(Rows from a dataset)
----------

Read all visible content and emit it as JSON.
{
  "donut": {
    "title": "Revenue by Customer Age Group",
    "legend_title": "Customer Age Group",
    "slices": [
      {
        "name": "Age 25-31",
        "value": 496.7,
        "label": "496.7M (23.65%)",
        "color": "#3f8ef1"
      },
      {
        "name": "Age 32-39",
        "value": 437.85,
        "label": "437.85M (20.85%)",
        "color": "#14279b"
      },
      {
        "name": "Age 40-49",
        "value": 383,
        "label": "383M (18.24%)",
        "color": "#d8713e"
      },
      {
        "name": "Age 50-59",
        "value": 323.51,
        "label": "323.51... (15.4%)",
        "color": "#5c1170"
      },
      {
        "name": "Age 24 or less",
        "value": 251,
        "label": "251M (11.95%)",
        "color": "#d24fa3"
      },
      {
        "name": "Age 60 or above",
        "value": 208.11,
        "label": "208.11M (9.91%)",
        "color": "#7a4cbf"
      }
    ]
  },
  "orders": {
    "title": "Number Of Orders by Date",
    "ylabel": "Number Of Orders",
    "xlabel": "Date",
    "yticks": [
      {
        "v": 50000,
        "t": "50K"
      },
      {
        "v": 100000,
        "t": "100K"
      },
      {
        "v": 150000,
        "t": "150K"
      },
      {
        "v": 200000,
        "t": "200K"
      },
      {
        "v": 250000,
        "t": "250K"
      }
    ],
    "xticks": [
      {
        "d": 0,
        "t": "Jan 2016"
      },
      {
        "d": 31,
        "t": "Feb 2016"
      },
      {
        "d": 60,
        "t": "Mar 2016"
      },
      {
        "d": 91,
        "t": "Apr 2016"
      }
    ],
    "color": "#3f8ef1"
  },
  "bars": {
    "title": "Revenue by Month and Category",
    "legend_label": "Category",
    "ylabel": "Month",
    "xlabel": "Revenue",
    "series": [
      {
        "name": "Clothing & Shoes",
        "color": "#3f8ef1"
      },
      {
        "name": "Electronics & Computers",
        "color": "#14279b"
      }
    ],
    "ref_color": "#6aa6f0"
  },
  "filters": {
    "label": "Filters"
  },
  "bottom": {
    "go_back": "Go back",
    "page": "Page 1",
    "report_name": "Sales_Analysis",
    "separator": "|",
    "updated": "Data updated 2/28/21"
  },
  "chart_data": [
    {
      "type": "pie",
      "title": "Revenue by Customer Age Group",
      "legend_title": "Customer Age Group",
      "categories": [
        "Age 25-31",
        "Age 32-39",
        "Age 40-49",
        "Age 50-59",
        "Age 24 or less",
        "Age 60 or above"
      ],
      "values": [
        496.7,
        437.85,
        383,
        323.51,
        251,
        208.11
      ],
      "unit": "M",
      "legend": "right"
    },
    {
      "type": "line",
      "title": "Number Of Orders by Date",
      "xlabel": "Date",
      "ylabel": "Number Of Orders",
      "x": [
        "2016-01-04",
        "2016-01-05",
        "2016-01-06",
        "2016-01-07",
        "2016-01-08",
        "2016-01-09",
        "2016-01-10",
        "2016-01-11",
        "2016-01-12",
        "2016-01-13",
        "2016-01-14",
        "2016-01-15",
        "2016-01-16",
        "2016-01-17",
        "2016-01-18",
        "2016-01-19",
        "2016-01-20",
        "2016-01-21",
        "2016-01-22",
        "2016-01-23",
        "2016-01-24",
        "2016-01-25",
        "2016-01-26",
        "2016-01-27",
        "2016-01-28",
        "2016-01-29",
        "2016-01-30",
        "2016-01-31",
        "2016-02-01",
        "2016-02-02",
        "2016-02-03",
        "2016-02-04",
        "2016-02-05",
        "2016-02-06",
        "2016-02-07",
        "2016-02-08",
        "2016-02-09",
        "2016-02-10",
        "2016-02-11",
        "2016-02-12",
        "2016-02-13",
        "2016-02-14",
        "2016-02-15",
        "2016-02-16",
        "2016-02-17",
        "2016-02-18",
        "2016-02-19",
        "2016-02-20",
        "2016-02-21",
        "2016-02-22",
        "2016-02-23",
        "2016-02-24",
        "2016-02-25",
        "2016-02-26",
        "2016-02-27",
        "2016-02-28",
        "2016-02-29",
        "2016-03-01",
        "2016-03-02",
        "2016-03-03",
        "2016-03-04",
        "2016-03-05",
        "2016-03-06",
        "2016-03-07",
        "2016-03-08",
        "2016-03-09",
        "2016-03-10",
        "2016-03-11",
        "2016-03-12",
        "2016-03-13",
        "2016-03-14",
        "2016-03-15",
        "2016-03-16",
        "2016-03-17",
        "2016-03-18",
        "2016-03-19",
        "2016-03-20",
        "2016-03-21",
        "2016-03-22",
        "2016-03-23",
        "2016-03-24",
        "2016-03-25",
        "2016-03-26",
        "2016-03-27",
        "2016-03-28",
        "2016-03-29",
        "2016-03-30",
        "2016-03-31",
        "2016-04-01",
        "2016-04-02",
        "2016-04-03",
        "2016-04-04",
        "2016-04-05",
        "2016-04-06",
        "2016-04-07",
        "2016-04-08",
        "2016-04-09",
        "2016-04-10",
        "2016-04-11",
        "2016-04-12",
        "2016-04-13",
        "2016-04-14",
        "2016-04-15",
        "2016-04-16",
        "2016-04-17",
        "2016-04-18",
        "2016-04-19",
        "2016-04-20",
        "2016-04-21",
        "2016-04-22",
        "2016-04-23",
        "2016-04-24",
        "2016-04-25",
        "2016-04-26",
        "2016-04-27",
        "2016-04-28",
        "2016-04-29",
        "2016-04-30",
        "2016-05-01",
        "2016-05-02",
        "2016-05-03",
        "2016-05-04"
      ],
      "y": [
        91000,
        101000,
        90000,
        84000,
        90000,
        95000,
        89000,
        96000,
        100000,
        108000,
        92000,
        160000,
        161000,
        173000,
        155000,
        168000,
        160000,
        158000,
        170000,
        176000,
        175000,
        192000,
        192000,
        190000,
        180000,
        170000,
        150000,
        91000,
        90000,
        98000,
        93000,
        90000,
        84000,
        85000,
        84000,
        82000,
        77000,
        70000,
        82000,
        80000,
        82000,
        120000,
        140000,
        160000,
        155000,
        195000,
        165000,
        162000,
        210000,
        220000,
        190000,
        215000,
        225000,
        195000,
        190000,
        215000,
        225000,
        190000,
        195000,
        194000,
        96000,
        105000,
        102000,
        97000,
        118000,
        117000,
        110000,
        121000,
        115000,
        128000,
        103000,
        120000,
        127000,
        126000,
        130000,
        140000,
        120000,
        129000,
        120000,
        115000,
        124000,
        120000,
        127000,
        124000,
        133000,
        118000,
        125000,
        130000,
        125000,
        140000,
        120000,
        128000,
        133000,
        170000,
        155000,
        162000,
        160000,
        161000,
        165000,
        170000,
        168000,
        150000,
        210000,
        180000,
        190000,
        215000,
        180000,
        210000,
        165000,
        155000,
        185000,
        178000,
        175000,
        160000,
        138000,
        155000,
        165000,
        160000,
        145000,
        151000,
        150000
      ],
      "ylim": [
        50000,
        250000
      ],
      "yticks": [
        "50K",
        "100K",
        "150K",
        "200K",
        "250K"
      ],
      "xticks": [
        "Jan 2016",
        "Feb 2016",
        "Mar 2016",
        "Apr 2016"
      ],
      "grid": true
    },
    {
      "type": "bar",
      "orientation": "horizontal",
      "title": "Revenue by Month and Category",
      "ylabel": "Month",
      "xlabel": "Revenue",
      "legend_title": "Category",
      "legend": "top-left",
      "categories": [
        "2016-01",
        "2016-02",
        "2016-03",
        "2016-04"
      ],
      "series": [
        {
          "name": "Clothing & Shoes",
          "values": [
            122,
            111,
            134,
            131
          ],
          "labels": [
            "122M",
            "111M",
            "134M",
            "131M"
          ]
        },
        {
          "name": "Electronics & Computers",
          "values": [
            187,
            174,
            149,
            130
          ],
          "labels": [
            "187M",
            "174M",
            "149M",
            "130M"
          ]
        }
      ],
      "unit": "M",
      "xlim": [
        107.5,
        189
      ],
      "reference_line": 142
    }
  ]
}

----------

> **Stated exercise**: Copy out each line in the preceding records that contains "xlabel".

> **Written answer**:
    "xlabel": "Date",
    "xlabel": "Revenue",
      "xlabel": "Date",
      "xlabel": "Revenue",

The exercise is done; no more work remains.